• Passage shown
"""

Sounds a lot like this masterpiece:
From Wikipedia...
...As a radical departure from the rest of Reed's catalog,
Metal Machine Music is generally considered to be either a joke, a grudging fulfillment of a contractual obligation, or an early example of
noise music. The album features no songs or even recognizably structured compositions, eschewing
melody and
rhythm for an hour of over-modulated
feedback and guitar effects, intricately mixed at varying speeds by Reed himself. In the album's
liner notes he claimed to have invented
heavy metal and asserted that
Metal Machine Music was the ultimate conclusion of that
genre. The album cost Reed credibility in the music industry while simultaneously opening the door for his later, more
experimental material...

"""

• Things to do
1. For each statement, answer yes or no on whether the Metal Machine Music passage agrees with it, and quote the deciding words: (a) The album contains no songs. (b) Someone other than Reed mixed the feedback and guitar effects. (c) In the liner notes, Reed claimed to have invented heavy metal.
2. Please list every way the Metal Machine Music passage says the album is generally considered.
3. Continue the Metal Machine Music passage from where it stops.
The data is separate material, unrelated to the Metal Machine Music passage.

• Data provided
"""

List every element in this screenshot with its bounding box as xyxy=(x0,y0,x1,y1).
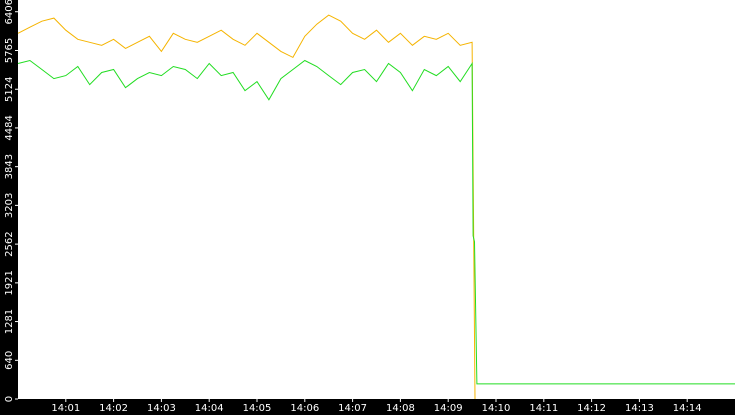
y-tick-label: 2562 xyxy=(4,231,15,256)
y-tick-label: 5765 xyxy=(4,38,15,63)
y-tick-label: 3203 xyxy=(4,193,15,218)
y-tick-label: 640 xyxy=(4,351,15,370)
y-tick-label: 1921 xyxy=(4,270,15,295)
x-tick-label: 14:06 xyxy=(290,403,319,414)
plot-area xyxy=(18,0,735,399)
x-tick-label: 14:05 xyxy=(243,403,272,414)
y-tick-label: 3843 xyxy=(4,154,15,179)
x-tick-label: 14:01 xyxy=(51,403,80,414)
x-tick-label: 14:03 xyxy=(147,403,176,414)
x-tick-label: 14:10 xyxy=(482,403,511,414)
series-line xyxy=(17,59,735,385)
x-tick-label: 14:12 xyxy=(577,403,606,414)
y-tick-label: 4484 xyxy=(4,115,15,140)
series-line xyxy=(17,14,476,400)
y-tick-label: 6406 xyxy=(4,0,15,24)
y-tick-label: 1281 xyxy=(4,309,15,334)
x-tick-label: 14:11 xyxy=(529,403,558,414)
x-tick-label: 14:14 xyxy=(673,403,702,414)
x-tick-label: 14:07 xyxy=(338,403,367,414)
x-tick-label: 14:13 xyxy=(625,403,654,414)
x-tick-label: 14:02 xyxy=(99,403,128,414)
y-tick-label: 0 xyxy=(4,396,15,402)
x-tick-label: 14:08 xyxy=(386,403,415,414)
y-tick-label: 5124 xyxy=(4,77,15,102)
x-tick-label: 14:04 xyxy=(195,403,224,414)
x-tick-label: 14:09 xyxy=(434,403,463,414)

"""
"""

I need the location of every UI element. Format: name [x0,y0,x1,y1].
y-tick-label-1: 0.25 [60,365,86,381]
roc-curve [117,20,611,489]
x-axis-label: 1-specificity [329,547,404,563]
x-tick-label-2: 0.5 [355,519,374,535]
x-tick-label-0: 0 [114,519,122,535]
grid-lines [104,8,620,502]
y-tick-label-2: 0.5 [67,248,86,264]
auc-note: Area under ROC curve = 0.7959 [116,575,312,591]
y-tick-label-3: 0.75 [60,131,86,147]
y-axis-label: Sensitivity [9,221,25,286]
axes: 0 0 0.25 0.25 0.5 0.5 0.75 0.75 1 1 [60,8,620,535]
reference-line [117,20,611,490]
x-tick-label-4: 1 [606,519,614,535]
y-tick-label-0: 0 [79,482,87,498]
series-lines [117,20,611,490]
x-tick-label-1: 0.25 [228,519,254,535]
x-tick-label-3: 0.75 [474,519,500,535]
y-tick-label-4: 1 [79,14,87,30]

"""

• Outputs for the tasks
1.
(a) Yes: "The album features no songs or even recognizably structured compositions"
(b) No: "intricately mixed at varying speeds by Reed himself"
(c) Yes: "he claimed to have invented heavy metal"

2.
- a joke
- a grudging fulfillment of a contractual obligation
- an early example of noise music

3.
....According to Reed (despite the original liner notes), the album entirely consists of
guitar feedback played at different speeds. This can be heard clearly if the album is played at 16 rpm with the balance adjusted to hear either the right or left channel only as each appears to be unrelated. The two guitars were tuned in unusual ways and played with different
reverb levels. He would then place the guitars in front of their amplifiers, and the feedback from the very large amps would vibrate the strings — the guitars were, effectively, playing themselves. He recorded the work on a
four-track tape recorder in his New York apartment, mixing the four tracks for
stereo. In its original form, each track occupied one side of an LP record and lasted exactly 16 minutes and 1 second, according to the label. The fourth side ended in a
locked groove that caused the last 1.8 seconds of music to repeat endlessly (as had been done on John Cale's recording of
Loop as a
flexi-disc accompanying an edition of
Aspen in late 1966). The rare
8-track tape version has no silence in between programs, so that it plays continuously without gaps on most players. A
quadraphonic disk was also released by RCA....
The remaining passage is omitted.